**The input**.
[start]

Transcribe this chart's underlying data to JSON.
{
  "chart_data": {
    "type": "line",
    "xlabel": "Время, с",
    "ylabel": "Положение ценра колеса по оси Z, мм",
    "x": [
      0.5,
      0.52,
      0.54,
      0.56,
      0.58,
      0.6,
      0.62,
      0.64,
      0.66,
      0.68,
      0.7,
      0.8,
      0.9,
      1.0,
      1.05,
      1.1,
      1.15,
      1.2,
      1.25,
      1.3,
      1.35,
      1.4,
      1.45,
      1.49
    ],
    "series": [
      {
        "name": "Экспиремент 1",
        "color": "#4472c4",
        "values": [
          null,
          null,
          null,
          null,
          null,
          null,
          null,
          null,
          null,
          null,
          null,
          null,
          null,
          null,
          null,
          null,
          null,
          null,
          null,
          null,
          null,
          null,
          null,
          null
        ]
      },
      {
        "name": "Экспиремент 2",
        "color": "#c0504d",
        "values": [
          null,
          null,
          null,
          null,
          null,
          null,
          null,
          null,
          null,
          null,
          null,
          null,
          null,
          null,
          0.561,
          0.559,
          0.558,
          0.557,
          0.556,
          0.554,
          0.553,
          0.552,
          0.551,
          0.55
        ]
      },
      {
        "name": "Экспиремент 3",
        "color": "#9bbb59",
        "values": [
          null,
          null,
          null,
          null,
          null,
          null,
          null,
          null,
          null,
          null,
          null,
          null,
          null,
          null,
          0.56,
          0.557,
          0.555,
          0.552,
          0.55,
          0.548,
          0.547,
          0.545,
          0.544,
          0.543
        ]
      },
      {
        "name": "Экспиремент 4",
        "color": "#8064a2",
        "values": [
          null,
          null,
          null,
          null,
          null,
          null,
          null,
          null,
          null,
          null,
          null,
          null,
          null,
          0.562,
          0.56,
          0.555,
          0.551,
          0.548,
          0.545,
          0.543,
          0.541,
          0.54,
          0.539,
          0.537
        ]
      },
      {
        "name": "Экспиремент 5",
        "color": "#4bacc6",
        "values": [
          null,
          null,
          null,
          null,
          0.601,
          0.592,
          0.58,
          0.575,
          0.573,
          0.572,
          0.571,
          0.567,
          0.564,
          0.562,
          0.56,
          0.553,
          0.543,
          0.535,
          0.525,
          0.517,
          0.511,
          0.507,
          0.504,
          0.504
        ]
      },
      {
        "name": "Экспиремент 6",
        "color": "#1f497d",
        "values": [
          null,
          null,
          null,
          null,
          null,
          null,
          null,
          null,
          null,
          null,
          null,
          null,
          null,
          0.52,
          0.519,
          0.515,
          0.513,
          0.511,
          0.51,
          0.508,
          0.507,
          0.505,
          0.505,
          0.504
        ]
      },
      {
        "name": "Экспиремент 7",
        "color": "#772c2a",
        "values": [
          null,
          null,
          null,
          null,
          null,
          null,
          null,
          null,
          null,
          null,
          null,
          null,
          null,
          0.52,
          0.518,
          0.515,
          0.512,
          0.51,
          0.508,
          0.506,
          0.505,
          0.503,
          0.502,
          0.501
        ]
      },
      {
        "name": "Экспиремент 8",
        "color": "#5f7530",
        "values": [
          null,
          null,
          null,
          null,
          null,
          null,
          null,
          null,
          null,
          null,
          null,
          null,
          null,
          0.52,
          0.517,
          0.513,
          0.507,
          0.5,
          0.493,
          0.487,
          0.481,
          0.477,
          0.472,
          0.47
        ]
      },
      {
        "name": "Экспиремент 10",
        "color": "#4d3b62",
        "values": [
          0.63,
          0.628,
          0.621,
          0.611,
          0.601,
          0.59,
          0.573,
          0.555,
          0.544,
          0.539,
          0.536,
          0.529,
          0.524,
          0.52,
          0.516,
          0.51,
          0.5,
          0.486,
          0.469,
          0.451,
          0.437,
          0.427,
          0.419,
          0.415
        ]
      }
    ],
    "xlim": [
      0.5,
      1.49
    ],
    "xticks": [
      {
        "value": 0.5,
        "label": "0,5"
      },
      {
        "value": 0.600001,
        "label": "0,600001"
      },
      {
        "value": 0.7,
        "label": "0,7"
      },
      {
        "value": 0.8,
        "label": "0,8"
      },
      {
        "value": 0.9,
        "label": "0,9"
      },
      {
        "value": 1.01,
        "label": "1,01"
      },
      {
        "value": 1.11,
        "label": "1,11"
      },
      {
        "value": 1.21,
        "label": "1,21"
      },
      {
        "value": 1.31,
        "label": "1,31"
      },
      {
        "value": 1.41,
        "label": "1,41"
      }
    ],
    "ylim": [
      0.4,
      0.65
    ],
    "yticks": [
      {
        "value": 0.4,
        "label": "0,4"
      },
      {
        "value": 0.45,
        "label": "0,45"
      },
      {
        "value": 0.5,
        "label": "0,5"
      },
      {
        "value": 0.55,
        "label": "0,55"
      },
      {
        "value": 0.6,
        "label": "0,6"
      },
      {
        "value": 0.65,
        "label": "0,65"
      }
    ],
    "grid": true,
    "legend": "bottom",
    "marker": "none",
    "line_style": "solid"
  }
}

[end]

**Job**.
Return every record above exactly as it appears.

**Task result**.
Transcribe this chart's underlying data to JSON.
{
  "chart_data": {
    "type": "line",
    "xlabel": "Время, с",
    "ylabel": "Положение ценра колеса по оси Z, мм",
    "x": [
      0.5,
      0.52,
      0.54,
      0.56,
      0.58,
      0.6,
      0.62,
      0.64,
      0.66,
      0.68,
      0.7,
      0.8,
      0.9,
      1.0,
      1.05,
      1.1,
      1.15,
      1.2,
      1.25,
      1.3,
      1.35,
      1.4,
      1.45,
      1.49
    ],
    "series": [
      {
        "name": "Экспиремент 1",
        "color": "#4472c4",
        "values": [
          null,
          null,
          null,
          null,
          null,
          null,
          null,
          null,
          null,
          null,
          null,
          null,
          null,
          null,
          null,
          null,
          null,
          null,
          null,
          null,
          null,
          null,
          null,
          null
        ]
      },
      {
        "name": "Экспиремент 2",
        "color": "#c0504d",
        "values": [
          null,
          null,
          null,
          null,
          null,
          null,
          null,
          null,
          null,
          null,
          null,
          null,
          null,
          null,
          0.561,
          0.559,
          0.558,
          0.557,
          0.556,
          0.554,
          0.553,
          0.552,
          0.551,
          0.55
        ]
      },
      {
        "name": "Экспиремент 3",
        "color": "#9bbb59",
        "values": [
          null,
          null,
          null,
          null,
          null,
          null,
          null,
          null,
          null,
          null,
          null,
          null,
          null,
          null,
          0.56,
          0.557,
          0.555,
          0.552,
          0.55,
          0.548,
          0.547,
          0.545,
          0.544,
          0.543
        ]
      },
      {
        "name": "Экспиремент 4",
        "color": "#8064a2",
        "values": [
          null,
          null,
          null,
          null,
          null,
          null,
          null,
          null,
          null,
          null,
          null,
          null,
          null,
          0.562,
          0.56,
          0.555,
          0.551,
          0.548,
          0.545,
          0.543,
          0.541,
          0.54,
          0.539,
          0.537
        ]
      },
      {
        "name": "Экспиремент 5",
        "color": "#4bacc6",
        "values": [
          null,
          null,
          null,
          null,
          0.601,
          0.592,
          0.58,
          0.575,
          0.573,
          0.572,
          0.571,
          0.567,
          0.564,
          0.562,
          0.56,
          0.553,
          0.543,
          0.535,
          0.525,
          0.517,
          0.511,
          0.507,
          0.504,
          0.504
        ]
      },
      {
        "name": "Экспиремент 6",
        "color": "#1f497d",
        "values": [
          null,
          null,
          null,
          null,
          null,
          null,
          null,
          null,
          null,
          null,
          null,
          null,
          null,
          0.52,
          0.519,
          0.515,
          0.513,
          0.511,
          0.51,
          0.508,
          0.507,
          0.505,
          0.505,
          0.504
        ]
      },
      {
        "name": "Экспиремент 7",
        "color": "#772c2a",
        "values": [
          null,
          null,
          null,
          null,
          null,
          null,
          null,
          null,
          null,
          null,
          null,
          null,
          null,
          0.52,
          0.518,
          0.515,
          0.512,
          0.51,
          0.508,
          0.506,
          0.505,
          0.503,
          0.502,
          0.501
        ]
      },
      {
        "name": "Экспиремент 8",
        "color": "#5f7530",
        "values": [
          null,
          null,
          null,
          null,
          null,
          null,
          null,
          null,
          null,
          null,
          null,
          null,
          null,
          0.52,
          0.517,
          0.513,
          0.507,
          0.5,
          0.493,
          0.487,
          0.481,
          0.477,
          0.472,
          0.47
        ]
      },
      {
        "name": "Экспиремент 10",
        "color": "#4d3b62",
        "values": [
          0.63,
          0.628,
          0.621,
          0.611,
          0.601,
          0.59,
          0.573,
          0.555,
          0.544,
          0.539,
          0.536,
          0.529,
          0.524,
          0.52,
          0.516,
          0.51,
          0.5,
          0.486,
          0.469,
          0.451,
          0.437,
          0.427,
          0.419,
          0.415
        ]
      }
    ],
    "xlim": [
      0.5,
      1.49
    ],
    "xticks": [
      {
        "value": 0.5,
        "label": "0,5"
      },
      {
        "value": 0.600001,
        "label": "0,600001"
      },
      {
        "value": 0.7,
        "label": "0,7"
      },
      {
        "value": 0.8,
        "label": "0,8"
      },
      {
        "value": 0.9,
        "label": "0,9"
      },
      {
        "value": 1.01,
        "label": "1,01"
      },
      {
        "value": 1.11,
        "label": "1,11"
      },
      {
        "value": 1.21,
        "label": "1,21"
      },
      {
        "value": 1.31,
        "label": "1,31"
      },
      {
        "value": 1.41,
        "label": "1,41"
      }
    ],
    "ylim": [
      0.4,
      0.65
    ],
    "yticks": [
      {
        "value": 0.4,
        "label": "0,4"
      },
      {
        "value": 0.45,
        "label": "0,45"
      },
      {
        "value": 0.5,
        "label": "0,5"
      },
      {
        "value": 0.55,
        "label": "0,55"
      },
      {
        "value": 0.6,
        "label": "0,6"
      },
      {
        "value": 0.65,
        "label": "0,65"
      }
    ],
    "grid": true,
    "legend": "bottom",
    "marker": "none",
    "line_style": "solid"
  }
}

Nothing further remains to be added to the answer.